• _Job_: Go through the material and write it all out exactly, minus the pictures.

Dataset entries
+++++

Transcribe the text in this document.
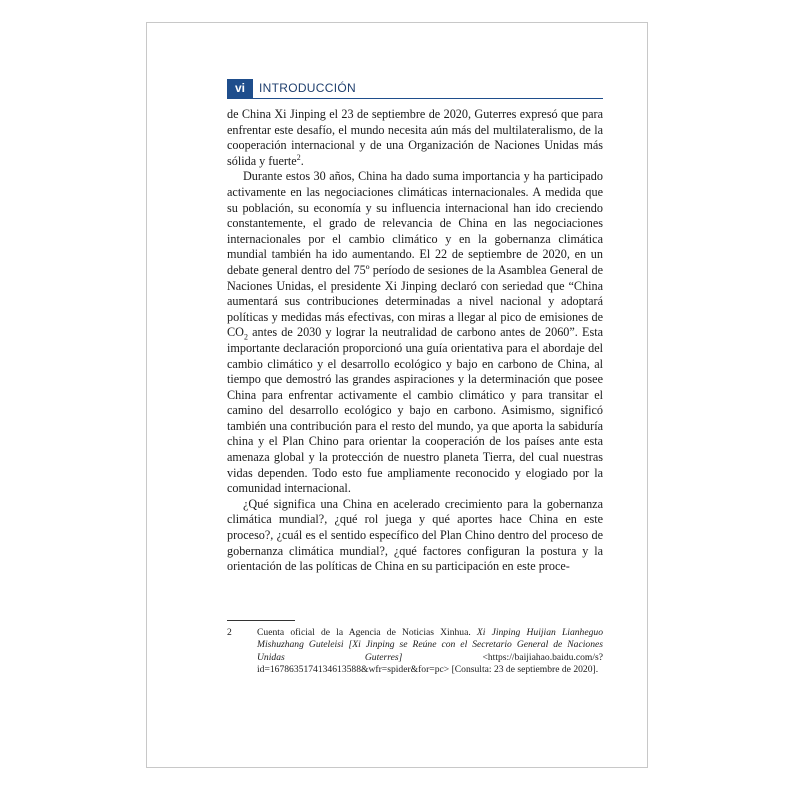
vi	INTRODUCCIÓN

de China Xi Jinping el 23 de septiembre de 2020, Guterres expresó que para enfrentar este desafío, el mundo necesita aún más del multilateralismo, de la cooperación internacional y de una Organización de Naciones Unidas más sólida y fuerte$^2$.

Durante estos 30 años, China ha dado suma importancia y ha participado activamente en las negociaciones climáticas internacionales. A medida que su población, su economía y su influencia internacional han ido creciendo constantemente, el grado de relevancia de China en las negociaciones internacionales por el cambio climático y en la gobernanza climática mundial también ha ido aumentando. El 22 de septiembre de 2020, en un debate general dentro del 75º período de sesiones de la Asamblea General de Naciones Unidas, el presidente Xi Jinping declaró con seriedad que “China aumentará sus contribuciones determinadas a nivel nacional y adoptará políticas y medidas más efectivas, con miras a llegar al pico de emisiones de $CO_2$ antes de 2030 y lograr la neutralidad de carbono antes de 2060”. Esta importante declaración proporcionó una guía orientativa para el abordaje del cambio climático y el desarrollo ecológico y bajo en carbono de China, al tiempo que demostró las grandes aspiraciones y la determinación que posee China para enfrentar activamente el cambio climático y para transitar el camino del desarrollo ecológico y bajo en carbono. Asimismo, significó también una contribución para el resto del mundo, ya que aporta la sabiduría china y el Plan Chino para orientar la cooperación de los países ante esta amenaza global y la protección de nuestro planeta Tierra, del cual nuestras vidas dependen. Todo esto fue ampliamente reconocido y elogiado por la comunidad internacional.

¿Qué significa una China en acelerado crecimiento para la gobernanza climática mundial?, ¿qué rol juega y qué aportes hace China en este proceso?, ¿cuál es el sentido específico del Plan Chino dentro del proceso de gobernanza climática mundial?, ¿qué factores configuran la postura y la orientación de las políticas de China en su participación en este proce-

2	Cuenta oficial de la Agencia de Noticias Xinhua. Xi Jinping Huijian Lianheguo Mishuzhang Guteleisi [Xi Jinping se Reúne con el Secretario General de Naciones Unidas Guterres] <https://baijiahao.baidu.com/s?id=1678635174134613588&wfr=spider&for=pc> [Consulta: 23 de septiembre de 2020].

+++++

• _Answer for the task_:
Transcribe the text in this document.
vi	INTRODUCCIÓN

de China Xi Jinping el 23 de septiembre de 2020, Guterres expresó que para enfrentar este desafío, el mundo necesita aún más del multilateralismo, de la cooperación internacional y de una Organización de Naciones Unidas más sólida y fuerte$^2$.

Durante estos 30 años, China ha dado suma importancia y ha participado activamente en las negociaciones climáticas internacionales. A medida que su población, su economía y su influencia internacional han ido creciendo constantemente, el grado de relevancia de China en las negociaciones internacionales por el cambio climático y en la gobernanza climática mundial también ha ido aumentando. El 22 de septiembre de 2020, en un debate general dentro del 75º período de sesiones de la Asamblea General de Naciones Unidas, el presidente Xi Jinping declaró con seriedad que “China aumentará sus contribuciones determinadas a nivel nacional y adoptará políticas y medidas más efectivas, con miras a llegar al pico de emisiones de $CO_2$ antes de 2030 y lograr la neutralidad de carbono antes de 2060”. Esta importante declaración proporcionó una guía orientativa para el abordaje del cambio climático y el desarrollo ecológico y bajo en carbono de China, al tiempo que demostró las grandes aspiraciones y la determinación que posee China para enfrentar activamente el cambio climático y para transitar el camino del desarrollo ecológico y bajo en carbono. Asimismo, significó también una contribución para el resto del mundo, ya que aporta la sabiduría china y el Plan Chino para orientar la cooperación de los países ante esta amenaza global y la protección de nuestro planeta Tierra, del cual nuestras vidas dependen. Todo esto fue ampliamente reconocido y elogiado por la comunidad internacional.

¿Qué significa una China en acelerado crecimiento para la gobernanza climática mundial?, ¿qué rol juega y qué aportes hace China en este proceso?, ¿cuál es el sentido específico del Plan Chino dentro del proceso de gobernanza climática mundial?, ¿qué factores configuran la postura y la orientación de las políticas de China en su participación en este proce-

2	Cuenta oficial de la Agencia de Noticias Xinhua. Xi Jinping Huijian Lianheguo Mishuzhang Guteleisi [Xi Jinping se Reúne con el Secretario General de Naciones Unidas Guterres] <https://baijiahao.baidu.com/s?id=1678635174134613588&wfr=spider&for=pc> [Consulta: 23 de septiembre de 2020].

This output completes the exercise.